* Your task *
Send back all the data below, exactly as given.

Dataset rows
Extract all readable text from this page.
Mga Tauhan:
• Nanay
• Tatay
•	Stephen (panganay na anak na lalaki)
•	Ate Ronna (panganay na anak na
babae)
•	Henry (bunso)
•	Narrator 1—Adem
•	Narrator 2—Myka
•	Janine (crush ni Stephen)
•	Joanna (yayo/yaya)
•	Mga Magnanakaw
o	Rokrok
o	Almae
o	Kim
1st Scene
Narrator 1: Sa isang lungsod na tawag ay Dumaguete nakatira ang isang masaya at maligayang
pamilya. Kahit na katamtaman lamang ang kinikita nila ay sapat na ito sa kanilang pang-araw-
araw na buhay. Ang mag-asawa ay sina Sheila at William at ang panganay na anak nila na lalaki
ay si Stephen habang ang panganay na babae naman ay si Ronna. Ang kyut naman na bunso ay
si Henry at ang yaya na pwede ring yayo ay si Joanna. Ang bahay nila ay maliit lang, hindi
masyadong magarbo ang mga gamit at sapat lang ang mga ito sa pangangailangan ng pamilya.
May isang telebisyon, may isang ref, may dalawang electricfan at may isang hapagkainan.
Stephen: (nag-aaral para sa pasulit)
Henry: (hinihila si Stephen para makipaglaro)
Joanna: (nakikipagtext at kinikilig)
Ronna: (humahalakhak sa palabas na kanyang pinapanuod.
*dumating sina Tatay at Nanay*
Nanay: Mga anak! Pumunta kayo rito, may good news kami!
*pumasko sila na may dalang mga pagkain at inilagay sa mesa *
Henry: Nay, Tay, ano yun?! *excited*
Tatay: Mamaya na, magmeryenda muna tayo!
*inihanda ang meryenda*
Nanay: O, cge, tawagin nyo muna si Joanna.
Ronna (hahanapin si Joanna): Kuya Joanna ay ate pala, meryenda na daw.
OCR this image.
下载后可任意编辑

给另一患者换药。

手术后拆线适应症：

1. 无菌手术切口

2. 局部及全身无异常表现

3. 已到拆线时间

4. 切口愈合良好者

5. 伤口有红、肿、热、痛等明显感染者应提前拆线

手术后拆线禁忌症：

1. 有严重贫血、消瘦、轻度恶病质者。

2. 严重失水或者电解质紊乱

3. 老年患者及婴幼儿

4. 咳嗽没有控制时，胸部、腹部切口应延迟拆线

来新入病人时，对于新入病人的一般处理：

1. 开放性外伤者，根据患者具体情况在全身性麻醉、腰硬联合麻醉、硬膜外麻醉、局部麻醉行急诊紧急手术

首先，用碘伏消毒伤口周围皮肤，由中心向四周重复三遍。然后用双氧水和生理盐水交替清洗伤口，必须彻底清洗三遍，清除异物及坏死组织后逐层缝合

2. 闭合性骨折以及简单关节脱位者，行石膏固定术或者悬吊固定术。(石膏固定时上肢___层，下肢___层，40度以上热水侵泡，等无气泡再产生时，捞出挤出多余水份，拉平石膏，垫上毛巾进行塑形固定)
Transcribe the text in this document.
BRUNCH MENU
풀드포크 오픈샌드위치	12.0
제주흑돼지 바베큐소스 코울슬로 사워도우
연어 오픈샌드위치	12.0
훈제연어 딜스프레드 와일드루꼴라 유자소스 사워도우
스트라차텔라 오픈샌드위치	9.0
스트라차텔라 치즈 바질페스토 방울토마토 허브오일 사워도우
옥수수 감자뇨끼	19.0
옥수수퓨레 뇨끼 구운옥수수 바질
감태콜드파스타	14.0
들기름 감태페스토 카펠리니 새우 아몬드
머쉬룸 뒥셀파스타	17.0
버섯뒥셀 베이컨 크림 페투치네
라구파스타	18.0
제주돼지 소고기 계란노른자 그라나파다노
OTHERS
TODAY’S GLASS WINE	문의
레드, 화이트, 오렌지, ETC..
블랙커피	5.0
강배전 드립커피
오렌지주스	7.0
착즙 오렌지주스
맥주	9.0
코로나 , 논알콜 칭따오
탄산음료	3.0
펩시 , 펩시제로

* Exercise response *
Extract all readable text from this page.
Mga Tauhan:
• Nanay
• Tatay
•	Stephen (panganay na anak na lalaki)
•	Ate Ronna (panganay na anak na
babae)
•	Henry (bunso)
•	Narrator 1—Adem
•	Narrator 2—Myka
•	Janine (crush ni Stephen)
•	Joanna (yayo/yaya)
•	Mga Magnanakaw
o	Rokrok
o	Almae
o	Kim
1st Scene
Narrator 1: Sa isang lungsod na tawag ay Dumaguete nakatira ang isang masaya at maligayang
pamilya. Kahit na katamtaman lamang ang kinikita nila ay sapat na ito sa kanilang pang-araw-
araw na buhay. Ang mag-asawa ay sina Sheila at William at ang panganay na anak nila na lalaki
ay si Stephen habang ang panganay na babae naman ay si Ronna. Ang kyut naman na bunso ay
si Henry at ang yaya na pwede ring yayo ay si Joanna. Ang bahay nila ay maliit lang, hindi
masyadong magarbo ang mga gamit at sapat lang ang mga ito sa pangangailangan ng pamilya.
May isang telebisyon, may isang ref, may dalawang electricfan at may isang hapagkainan.
Stephen: (nag-aaral para sa pasulit)
Henry: (hinihila si Stephen para makipaglaro)
Joanna: (nakikipagtext at kinikilig)
Ronna: (humahalakhak sa palabas na kanyang pinapanuod.
*dumating sina Tatay at Nanay*
Nanay: Mga anak! Pumunta kayo rito, may good news kami!
*pumasko sila na may dalang mga pagkain at inilagay sa mesa *
Henry: Nay, Tay, ano yun?! *excited*
Tatay: Mamaya na, magmeryenda muna tayo!
*inihanda ang meryenda*
Nanay: O, cge, tawagin nyo muna si Joanna.
Ronna (hahanapin si Joanna): Kuya Joanna ay ate pala, meryenda na daw.
OCR this image.
下载后可任意编辑

给另一患者换药。

手术后拆线适应症：

1. 无菌手术切口

2. 局部及全身无异常表现

3. 已到拆线时间

4. 切口愈合良好者

5. 伤口有红、肿、热、痛等明显感染者应提前拆线

手术后拆线禁忌症：

1. 有严重贫血、消瘦、轻度恶病质者。

2. 严重失水或者电解质紊乱

3. 老年患者及婴幼儿

4. 咳嗽没有控制时，胸部、腹部切口应延迟拆线

来新入病人时，对于新入病人的一般处理：

1. 开放性外伤者，根据患者具体情况在全身性麻醉、腰硬联合麻醉、硬膜外麻醉、局部麻醉行急诊紧急手术

首先，用碘伏消毒伤口周围皮肤，由中心向四周重复三遍。然后用双氧水和生理盐水交替清洗伤口，必须彻底清洗三遍，清除异物及坏死组织后逐层缝合

2. 闭合性骨折以及简单关节脱位者，行石膏固定术或者悬吊固定术。(石膏固定时上肢___层，下肢___层，40度以上热水侵泡，等无气泡再产生时，捞出挤出多余水份，拉平石膏，垫上毛巾进行塑形固定)
Transcribe the text in this document.
BRUNCH MENU
풀드포크 오픈샌드위치	12.0
제주흑돼지 바베큐소스 코울슬로 사워도우
연어 오픈샌드위치	12.0
훈제연어 딜스프레드 와일드루꼴라 유자소스 사워도우
스트라차텔라 오픈샌드위치	9.0
스트라차텔라 치즈 바질페스토 방울토마토 허브오일 사워도우
옥수수 감자뇨끼	19.0
옥수수퓨레 뇨끼 구운옥수수 바질
감태콜드파스타	14.0
들기름 감태페스토 카펠리니 새우 아몬드
머쉬룸 뒥셀파스타	17.0
버섯뒥셀 베이컨 크림 페투치네
라구파스타	18.0
제주돼지 소고기 계란노른자 그라나파다노
OTHERS
TODAY’S GLASS WINE	문의
레드, 화이트, 오렌지, ETC..
블랙커피	5.0
강배전 드립커피
오렌지주스	7.0
착즙 오렌지주스
맥주	9.0
코로나 , 논알콜 칭따오
탄산음료	3.0
펩시 , 펩시제로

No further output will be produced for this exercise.